== What to produce ==
Take the material and output all of it exactly.

== Records for this exercise ==
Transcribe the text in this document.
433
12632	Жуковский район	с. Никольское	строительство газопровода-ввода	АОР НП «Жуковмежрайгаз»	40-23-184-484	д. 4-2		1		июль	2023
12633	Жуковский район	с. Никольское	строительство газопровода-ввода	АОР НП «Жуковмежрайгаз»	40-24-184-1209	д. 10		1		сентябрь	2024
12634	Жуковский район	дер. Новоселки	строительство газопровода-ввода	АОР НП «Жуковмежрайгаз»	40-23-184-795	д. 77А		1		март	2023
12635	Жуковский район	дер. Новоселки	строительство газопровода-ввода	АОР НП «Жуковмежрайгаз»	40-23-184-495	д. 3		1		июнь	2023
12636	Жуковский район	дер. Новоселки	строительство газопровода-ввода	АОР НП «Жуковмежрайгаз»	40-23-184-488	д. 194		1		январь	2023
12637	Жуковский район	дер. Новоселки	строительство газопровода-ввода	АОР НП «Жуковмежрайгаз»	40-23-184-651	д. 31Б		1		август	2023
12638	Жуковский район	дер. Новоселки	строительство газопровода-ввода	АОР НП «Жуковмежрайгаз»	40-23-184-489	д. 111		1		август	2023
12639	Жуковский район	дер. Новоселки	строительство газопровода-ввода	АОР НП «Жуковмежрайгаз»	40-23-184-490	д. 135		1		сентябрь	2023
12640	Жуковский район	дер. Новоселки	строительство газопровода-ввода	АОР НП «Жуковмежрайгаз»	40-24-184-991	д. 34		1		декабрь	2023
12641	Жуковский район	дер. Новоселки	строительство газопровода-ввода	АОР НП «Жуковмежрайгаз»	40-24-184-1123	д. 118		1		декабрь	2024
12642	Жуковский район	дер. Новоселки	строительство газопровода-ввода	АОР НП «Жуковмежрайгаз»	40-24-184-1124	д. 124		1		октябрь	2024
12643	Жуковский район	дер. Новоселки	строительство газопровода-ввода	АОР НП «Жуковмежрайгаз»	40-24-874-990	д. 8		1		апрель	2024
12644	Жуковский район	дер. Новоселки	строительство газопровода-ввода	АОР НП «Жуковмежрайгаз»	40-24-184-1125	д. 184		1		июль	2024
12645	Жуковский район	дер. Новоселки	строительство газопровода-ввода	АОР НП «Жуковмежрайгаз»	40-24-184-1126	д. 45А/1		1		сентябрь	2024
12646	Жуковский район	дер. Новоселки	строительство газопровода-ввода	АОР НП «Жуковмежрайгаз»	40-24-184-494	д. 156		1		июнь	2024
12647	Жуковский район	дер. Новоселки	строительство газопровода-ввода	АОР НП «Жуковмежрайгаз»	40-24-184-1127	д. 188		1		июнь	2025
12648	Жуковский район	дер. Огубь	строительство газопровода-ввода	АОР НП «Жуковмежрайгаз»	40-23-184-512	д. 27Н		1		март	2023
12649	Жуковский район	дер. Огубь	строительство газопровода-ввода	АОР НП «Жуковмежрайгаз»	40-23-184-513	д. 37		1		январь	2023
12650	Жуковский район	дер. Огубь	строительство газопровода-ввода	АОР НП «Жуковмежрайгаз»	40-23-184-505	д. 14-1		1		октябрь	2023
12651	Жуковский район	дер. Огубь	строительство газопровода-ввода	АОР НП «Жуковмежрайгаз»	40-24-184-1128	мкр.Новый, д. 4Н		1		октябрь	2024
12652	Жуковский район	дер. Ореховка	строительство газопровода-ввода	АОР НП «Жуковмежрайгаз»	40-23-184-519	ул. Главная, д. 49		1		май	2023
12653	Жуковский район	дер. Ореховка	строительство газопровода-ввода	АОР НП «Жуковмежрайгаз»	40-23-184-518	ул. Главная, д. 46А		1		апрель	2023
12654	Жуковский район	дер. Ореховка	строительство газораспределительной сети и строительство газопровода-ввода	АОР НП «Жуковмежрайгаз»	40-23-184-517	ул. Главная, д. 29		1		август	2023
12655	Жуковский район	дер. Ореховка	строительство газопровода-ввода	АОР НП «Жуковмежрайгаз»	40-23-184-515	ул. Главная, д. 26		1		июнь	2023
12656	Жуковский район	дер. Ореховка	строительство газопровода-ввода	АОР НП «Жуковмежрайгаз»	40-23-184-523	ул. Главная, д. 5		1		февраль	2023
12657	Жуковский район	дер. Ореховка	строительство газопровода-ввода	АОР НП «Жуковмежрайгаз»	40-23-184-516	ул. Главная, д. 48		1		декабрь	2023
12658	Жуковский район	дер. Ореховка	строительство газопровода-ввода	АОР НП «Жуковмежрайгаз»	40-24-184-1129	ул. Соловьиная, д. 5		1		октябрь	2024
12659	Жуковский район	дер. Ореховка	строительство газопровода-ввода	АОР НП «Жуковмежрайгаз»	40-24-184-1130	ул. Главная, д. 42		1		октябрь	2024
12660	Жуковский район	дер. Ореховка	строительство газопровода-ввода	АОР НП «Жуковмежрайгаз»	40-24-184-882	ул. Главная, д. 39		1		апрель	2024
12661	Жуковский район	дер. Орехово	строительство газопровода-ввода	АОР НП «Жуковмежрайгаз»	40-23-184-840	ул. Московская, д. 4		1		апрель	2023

== Result of the task ==
Transcribe the text in this document.
433
12632	Жуковский район	с. Никольское	строительство газопровода-ввода	АОР НП «Жуковмежрайгаз»	40-23-184-484	д. 4-2		1		июль	2023
12633	Жуковский район	с. Никольское	строительство газопровода-ввода	АОР НП «Жуковмежрайгаз»	40-24-184-1209	д. 10		1		сентябрь	2024
12634	Жуковский район	дер. Новоселки	строительство газопровода-ввода	АОР НП «Жуковмежрайгаз»	40-23-184-795	д. 77А		1		март	2023
12635	Жуковский район	дер. Новоселки	строительство газопровода-ввода	АОР НП «Жуковмежрайгаз»	40-23-184-495	д. 3		1		июнь	2023
12636	Жуковский район	дер. Новоселки	строительство газопровода-ввода	АОР НП «Жуковмежрайгаз»	40-23-184-488	д. 194		1		январь	2023
12637	Жуковский район	дер. Новоселки	строительство газопровода-ввода	АОР НП «Жуковмежрайгаз»	40-23-184-651	д. 31Б		1		август	2023
12638	Жуковский район	дер. Новоселки	строительство газопровода-ввода	АОР НП «Жуковмежрайгаз»	40-23-184-489	д. 111		1		август	2023
12639	Жуковский район	дер. Новоселки	строительство газопровода-ввода	АОР НП «Жуковмежрайгаз»	40-23-184-490	д. 135		1		сентябрь	2023
12640	Жуковский район	дер. Новоселки	строительство газопровода-ввода	АОР НП «Жуковмежрайгаз»	40-24-184-991	д. 34		1		декабрь	2023
12641	Жуковский район	дер. Новоселки	строительство газопровода-ввода	АОР НП «Жуковмежрайгаз»	40-24-184-1123	д. 118		1		декабрь	2024
12642	Жуковский район	дер. Новоселки	строительство газопровода-ввода	АОР НП «Жуковмежрайгаз»	40-24-184-1124	д. 124		1		октябрь	2024
12643	Жуковский район	дер. Новоселки	строительство газопровода-ввода	АОР НП «Жуковмежрайгаз»	40-24-874-990	д. 8		1		апрель	2024
12644	Жуковский район	дер. Новоселки	строительство газопровода-ввода	АОР НП «Жуковмежрайгаз»	40-24-184-1125	д. 184		1		июль	2024
12645	Жуковский район	дер. Новоселки	строительство газопровода-ввода	АОР НП «Жуковмежрайгаз»	40-24-184-1126	д. 45А/1		1		сентябрь	2024
12646	Жуковский район	дер. Новоселки	строительство газопровода-ввода	АОР НП «Жуковмежрайгаз»	40-24-184-494	д. 156		1		июнь	2024
12647	Жуковский район	дер. Новоселки	строительство газопровода-ввода	АОР НП «Жуковмежрайгаз»	40-24-184-1127	д. 188		1		июнь	2025
12648	Жуковский район	дер. Огубь	строительство газопровода-ввода	АОР НП «Жуковмежрайгаз»	40-23-184-512	д. 27Н		1		март	2023
12649	Жуковский район	дер. Огубь	строительство газопровода-ввода	АОР НП «Жуковмежрайгаз»	40-23-184-513	д. 37		1		январь	2023
12650	Жуковский район	дер. Огубь	строительство газопровода-ввода	АОР НП «Жуковмежрайгаз»	40-23-184-505	д. 14-1		1		октябрь	2023
12651	Жуковский район	дер. Огубь	строительство газопровода-ввода	АОР НП «Жуковмежрайгаз»	40-24-184-1128	мкр.Новый, д. 4Н		1		октябрь	2024
12652	Жуковский район	дер. Ореховка	строительство газопровода-ввода	АОР НП «Жуковмежрайгаз»	40-23-184-519	ул. Главная, д. 49		1		май	2023
12653	Жуковский район	дер. Ореховка	строительство газопровода-ввода	АОР НП «Жуковмежрайгаз»	40-23-184-518	ул. Главная, д. 46А		1		апрель	2023
12654	Жуковский район	дер. Ореховка	строительство газораспределительной сети и строительство газопровода-ввода	АОР НП «Жуковмежрайгаз»	40-23-184-517	ул. Главная, д. 29		1		август	2023
12655	Жуковский район	дер. Ореховка	строительство газопровода-ввода	АОР НП «Жуковмежрайгаз»	40-23-184-515	ул. Главная, д. 26		1		июнь	2023
12656	Жуковский район	дер. Ореховка	строительство газопровода-ввода	АОР НП «Жуковмежрайгаз»	40-23-184-523	ул. Главная, д. 5		1		февраль	2023
12657	Жуковский район	дер. Ореховка	строительство газопровода-ввода	АОР НП «Жуковмежрайгаз»	40-23-184-516	ул. Главная, д. 48		1		декабрь	2023
12658	Жуковский район	дер. Ореховка	строительство газопровода-ввода	АОР НП «Жуковмежрайгаз»	40-24-184-1129	ул. Соловьиная, д. 5		1		октябрь	2024
12659	Жуковский район	дер. Ореховка	строительство газопровода-ввода	АОР НП «Жуковмежрайгаз»	40-24-184-1130	ул. Главная, д. 42		1		октябрь	2024
12660	Жуковский район	дер. Ореховка	строительство газопровода-ввода	АОР НП «Жуковмежрайгаз»	40-24-184-882	ул. Главная, д. 39		1		апрель	2024
12661	Жуковский район	дер. Орехово	строительство газопровода-ввода	АОР НП «Жуковмежрайгаз»	40-23-184-840	ул. Московская, д. 4		1		апрель	2023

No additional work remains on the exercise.